Start of Entries

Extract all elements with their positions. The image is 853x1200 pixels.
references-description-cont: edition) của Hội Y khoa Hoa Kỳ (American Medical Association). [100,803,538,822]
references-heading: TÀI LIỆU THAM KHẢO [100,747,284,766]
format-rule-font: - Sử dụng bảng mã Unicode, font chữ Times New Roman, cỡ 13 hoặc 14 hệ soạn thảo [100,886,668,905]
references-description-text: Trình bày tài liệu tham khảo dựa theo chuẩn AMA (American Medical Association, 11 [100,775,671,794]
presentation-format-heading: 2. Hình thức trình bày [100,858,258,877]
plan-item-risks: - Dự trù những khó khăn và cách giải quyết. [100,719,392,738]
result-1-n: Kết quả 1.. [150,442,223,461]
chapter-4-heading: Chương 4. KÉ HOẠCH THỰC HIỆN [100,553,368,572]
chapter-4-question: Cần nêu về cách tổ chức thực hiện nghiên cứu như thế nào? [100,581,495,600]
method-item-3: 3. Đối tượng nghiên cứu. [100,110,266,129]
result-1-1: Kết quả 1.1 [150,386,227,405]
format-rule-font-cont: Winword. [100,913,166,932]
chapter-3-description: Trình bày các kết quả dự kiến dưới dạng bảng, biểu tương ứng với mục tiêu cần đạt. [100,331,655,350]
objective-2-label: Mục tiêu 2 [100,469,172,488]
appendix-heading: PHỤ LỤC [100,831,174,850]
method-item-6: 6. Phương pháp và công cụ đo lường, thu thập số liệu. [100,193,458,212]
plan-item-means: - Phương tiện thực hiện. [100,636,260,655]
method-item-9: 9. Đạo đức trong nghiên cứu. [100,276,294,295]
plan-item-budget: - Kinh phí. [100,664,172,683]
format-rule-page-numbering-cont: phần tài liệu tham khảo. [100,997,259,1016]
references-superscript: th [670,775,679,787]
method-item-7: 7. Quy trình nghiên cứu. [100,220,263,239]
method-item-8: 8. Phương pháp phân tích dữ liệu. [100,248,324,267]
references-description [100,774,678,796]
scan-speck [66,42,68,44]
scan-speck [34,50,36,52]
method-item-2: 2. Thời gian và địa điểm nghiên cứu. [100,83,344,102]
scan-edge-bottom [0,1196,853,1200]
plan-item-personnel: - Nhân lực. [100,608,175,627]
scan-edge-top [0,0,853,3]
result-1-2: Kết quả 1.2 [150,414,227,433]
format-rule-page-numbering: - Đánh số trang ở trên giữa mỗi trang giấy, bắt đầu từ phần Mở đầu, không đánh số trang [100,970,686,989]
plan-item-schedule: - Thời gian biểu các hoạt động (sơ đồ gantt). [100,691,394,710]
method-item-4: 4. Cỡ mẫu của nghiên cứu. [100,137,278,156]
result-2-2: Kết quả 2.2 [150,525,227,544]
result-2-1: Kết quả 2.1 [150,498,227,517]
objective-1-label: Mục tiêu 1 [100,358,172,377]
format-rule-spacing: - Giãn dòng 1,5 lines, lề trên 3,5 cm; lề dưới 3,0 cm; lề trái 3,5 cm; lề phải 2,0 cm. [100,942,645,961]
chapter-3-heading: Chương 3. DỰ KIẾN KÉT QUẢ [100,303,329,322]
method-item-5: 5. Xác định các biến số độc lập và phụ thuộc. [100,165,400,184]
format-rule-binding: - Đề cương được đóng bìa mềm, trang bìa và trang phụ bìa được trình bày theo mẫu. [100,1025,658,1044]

End of Entries

### Written instruction
Reproduce every item above verbatim, keeping each line unchanged.

### Completed exercise
Extract all elements with their positions. The image is 853x1200 pixels.
references-description-cont: edition) của Hội Y khoa Hoa Kỳ (American Medical Association). [100,803,538,822]
references-heading: TÀI LIỆU THAM KHẢO [100,747,284,766]
format-rule-font: - Sử dụng bảng mã Unicode, font chữ Times New Roman, cỡ 13 hoặc 14 hệ soạn thảo [100,886,668,905]
references-description-text: Trình bày tài liệu tham khảo dựa theo chuẩn AMA (American Medical Association, 11 [100,775,671,794]
presentation-format-heading: 2. Hình thức trình bày [100,858,258,877]
plan-item-risks: - Dự trù những khó khăn và cách giải quyết. [100,719,392,738]
result-1-n: Kết quả 1.. [150,442,223,461]
chapter-4-heading: Chương 4. KÉ HOẠCH THỰC HIỆN [100,553,368,572]
chapter-4-question: Cần nêu về cách tổ chức thực hiện nghiên cứu như thế nào? [100,581,495,600]
method-item-3: 3. Đối tượng nghiên cứu. [100,110,266,129]
result-1-1: Kết quả 1.1 [150,386,227,405]
format-rule-font-cont: Winword. [100,913,166,932]
chapter-3-description: Trình bày các kết quả dự kiến dưới dạng bảng, biểu tương ứng với mục tiêu cần đạt. [100,331,655,350]
objective-2-label: Mục tiêu 2 [100,469,172,488]
appendix-heading: PHỤ LỤC [100,831,174,850]
method-item-6: 6. Phương pháp và công cụ đo lường, thu thập số liệu. [100,193,458,212]
plan-item-means: - Phương tiện thực hiện. [100,636,260,655]
method-item-9: 9. Đạo đức trong nghiên cứu. [100,276,294,295]
plan-item-budget: - Kinh phí. [100,664,172,683]
format-rule-page-numbering-cont: phần tài liệu tham khảo. [100,997,259,1016]
references-superscript: th [670,775,679,787]
method-item-7: 7. Quy trình nghiên cứu. [100,220,263,239]
method-item-8: 8. Phương pháp phân tích dữ liệu. [100,248,324,267]
references-description [100,774,678,796]
scan-speck [66,42,68,44]
scan-speck [34,50,36,52]
method-item-2: 2. Thời gian và địa điểm nghiên cứu. [100,83,344,102]
scan-edge-bottom [0,1196,853,1200]
plan-item-personnel: - Nhân lực. [100,608,175,627]
scan-edge-top [0,0,853,3]
result-1-2: Kết quả 1.2 [150,414,227,433]
format-rule-page-numbering: - Đánh số trang ở trên giữa mỗi trang giấy, bắt đầu từ phần Mở đầu, không đánh số trang [100,970,686,989]
plan-item-schedule: - Thời gian biểu các hoạt động (sơ đồ gantt). [100,691,394,710]
method-item-4: 4. Cỡ mẫu của nghiên cứu. [100,137,278,156]
result-2-2: Kết quả 2.2 [150,525,227,544]
result-2-1: Kết quả 2.1 [150,498,227,517]
objective-1-label: Mục tiêu 1 [100,358,172,377]
format-rule-spacing: - Giãn dòng 1,5 lines, lề trên 3,5 cm; lề dưới 3,0 cm; lề trái 3,5 cm; lề phải 2,0 cm. [100,942,645,961]
chapter-3-heading: Chương 3. DỰ KIẾN KÉT QUẢ [100,303,329,322]
method-item-5: 5. Xác định các biến số độc lập và phụ thuộc. [100,165,400,184]
format-rule-binding: - Đề cương được đóng bìa mềm, trang bìa và trang phụ bìa được trình bày theo mẫu. [100,1025,658,1044]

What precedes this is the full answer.